#### [What is needed]
Please list all lines of the material below in which the string "Synod" occurs.

#### [Data section]
▼

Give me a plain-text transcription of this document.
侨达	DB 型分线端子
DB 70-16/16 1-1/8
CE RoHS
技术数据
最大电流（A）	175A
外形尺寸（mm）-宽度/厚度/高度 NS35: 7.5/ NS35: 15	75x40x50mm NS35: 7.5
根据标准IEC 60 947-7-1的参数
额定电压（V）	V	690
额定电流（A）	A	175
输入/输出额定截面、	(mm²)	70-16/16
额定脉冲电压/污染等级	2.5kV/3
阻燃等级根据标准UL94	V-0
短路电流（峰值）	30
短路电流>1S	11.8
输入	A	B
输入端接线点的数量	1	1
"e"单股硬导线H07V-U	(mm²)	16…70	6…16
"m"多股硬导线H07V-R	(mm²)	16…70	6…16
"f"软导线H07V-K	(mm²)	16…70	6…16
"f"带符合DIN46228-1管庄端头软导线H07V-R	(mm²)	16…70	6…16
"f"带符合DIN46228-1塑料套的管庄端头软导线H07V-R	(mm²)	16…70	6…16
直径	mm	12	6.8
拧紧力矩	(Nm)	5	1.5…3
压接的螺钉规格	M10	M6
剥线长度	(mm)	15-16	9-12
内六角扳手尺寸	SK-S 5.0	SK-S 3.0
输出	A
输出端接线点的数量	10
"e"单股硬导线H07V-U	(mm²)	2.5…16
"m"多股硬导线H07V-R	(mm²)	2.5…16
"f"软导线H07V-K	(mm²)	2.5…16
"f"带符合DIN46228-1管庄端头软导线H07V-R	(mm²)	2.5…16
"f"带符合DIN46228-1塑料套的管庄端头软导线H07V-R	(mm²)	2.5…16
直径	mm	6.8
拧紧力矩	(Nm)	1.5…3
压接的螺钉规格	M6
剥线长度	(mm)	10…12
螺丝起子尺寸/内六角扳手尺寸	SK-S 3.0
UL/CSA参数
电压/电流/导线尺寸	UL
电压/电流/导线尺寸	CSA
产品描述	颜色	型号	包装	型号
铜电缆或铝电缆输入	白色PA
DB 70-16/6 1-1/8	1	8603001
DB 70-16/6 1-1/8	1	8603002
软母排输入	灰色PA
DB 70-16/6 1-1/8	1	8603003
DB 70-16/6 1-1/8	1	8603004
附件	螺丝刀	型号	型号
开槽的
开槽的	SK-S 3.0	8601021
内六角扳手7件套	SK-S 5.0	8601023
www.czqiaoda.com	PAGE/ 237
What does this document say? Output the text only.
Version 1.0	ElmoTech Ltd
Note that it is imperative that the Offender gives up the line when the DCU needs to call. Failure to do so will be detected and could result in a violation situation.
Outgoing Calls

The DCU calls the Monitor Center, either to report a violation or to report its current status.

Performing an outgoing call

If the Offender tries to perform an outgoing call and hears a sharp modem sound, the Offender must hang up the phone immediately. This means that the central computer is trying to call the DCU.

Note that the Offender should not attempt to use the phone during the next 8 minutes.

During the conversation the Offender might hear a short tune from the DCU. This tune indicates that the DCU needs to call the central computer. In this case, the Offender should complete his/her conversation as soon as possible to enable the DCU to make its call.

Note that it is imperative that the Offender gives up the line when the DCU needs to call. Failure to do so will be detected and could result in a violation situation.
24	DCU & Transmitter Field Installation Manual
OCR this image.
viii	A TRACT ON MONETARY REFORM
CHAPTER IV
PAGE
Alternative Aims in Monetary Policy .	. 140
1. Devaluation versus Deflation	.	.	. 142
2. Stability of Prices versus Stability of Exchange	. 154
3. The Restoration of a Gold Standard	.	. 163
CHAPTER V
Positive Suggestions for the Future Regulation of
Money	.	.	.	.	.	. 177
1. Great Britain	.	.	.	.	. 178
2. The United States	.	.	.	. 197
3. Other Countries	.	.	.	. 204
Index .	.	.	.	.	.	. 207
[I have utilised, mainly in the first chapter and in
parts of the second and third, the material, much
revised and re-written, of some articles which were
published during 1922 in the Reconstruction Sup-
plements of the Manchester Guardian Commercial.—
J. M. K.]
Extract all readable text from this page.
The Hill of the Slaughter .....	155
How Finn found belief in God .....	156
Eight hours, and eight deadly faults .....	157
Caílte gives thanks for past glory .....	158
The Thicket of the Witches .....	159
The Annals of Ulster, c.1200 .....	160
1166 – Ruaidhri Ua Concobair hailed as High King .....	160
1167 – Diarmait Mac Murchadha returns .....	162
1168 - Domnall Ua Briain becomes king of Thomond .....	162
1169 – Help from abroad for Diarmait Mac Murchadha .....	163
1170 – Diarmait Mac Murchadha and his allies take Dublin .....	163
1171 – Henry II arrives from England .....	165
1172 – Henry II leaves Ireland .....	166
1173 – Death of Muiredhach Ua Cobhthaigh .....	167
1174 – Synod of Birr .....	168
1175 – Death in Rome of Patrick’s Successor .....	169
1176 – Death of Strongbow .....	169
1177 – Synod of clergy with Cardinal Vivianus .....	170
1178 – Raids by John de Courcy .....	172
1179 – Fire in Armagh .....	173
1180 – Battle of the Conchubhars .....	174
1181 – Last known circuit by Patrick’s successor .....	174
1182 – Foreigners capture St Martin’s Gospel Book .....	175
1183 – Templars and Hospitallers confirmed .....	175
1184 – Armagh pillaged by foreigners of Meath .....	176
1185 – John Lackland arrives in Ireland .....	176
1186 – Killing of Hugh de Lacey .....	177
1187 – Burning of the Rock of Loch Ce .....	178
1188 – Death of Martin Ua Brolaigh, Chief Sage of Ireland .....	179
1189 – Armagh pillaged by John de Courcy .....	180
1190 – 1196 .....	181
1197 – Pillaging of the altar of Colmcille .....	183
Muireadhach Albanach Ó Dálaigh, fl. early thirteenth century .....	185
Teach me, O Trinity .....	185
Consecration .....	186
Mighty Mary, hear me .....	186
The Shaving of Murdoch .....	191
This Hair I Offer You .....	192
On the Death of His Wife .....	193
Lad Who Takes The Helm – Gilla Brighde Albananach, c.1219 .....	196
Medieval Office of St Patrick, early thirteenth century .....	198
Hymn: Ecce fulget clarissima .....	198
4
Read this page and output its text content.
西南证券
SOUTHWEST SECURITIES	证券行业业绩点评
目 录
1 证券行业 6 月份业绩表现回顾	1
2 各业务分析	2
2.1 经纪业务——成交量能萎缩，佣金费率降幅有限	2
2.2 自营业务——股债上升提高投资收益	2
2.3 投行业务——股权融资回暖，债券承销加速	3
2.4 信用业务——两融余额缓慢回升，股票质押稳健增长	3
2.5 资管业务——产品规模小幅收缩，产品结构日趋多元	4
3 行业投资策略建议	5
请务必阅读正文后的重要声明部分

▲

#### [Task response]
1174 – Synod of Birr .....	168
1177 – Synod of clergy with Cardinal Vivianus .....	170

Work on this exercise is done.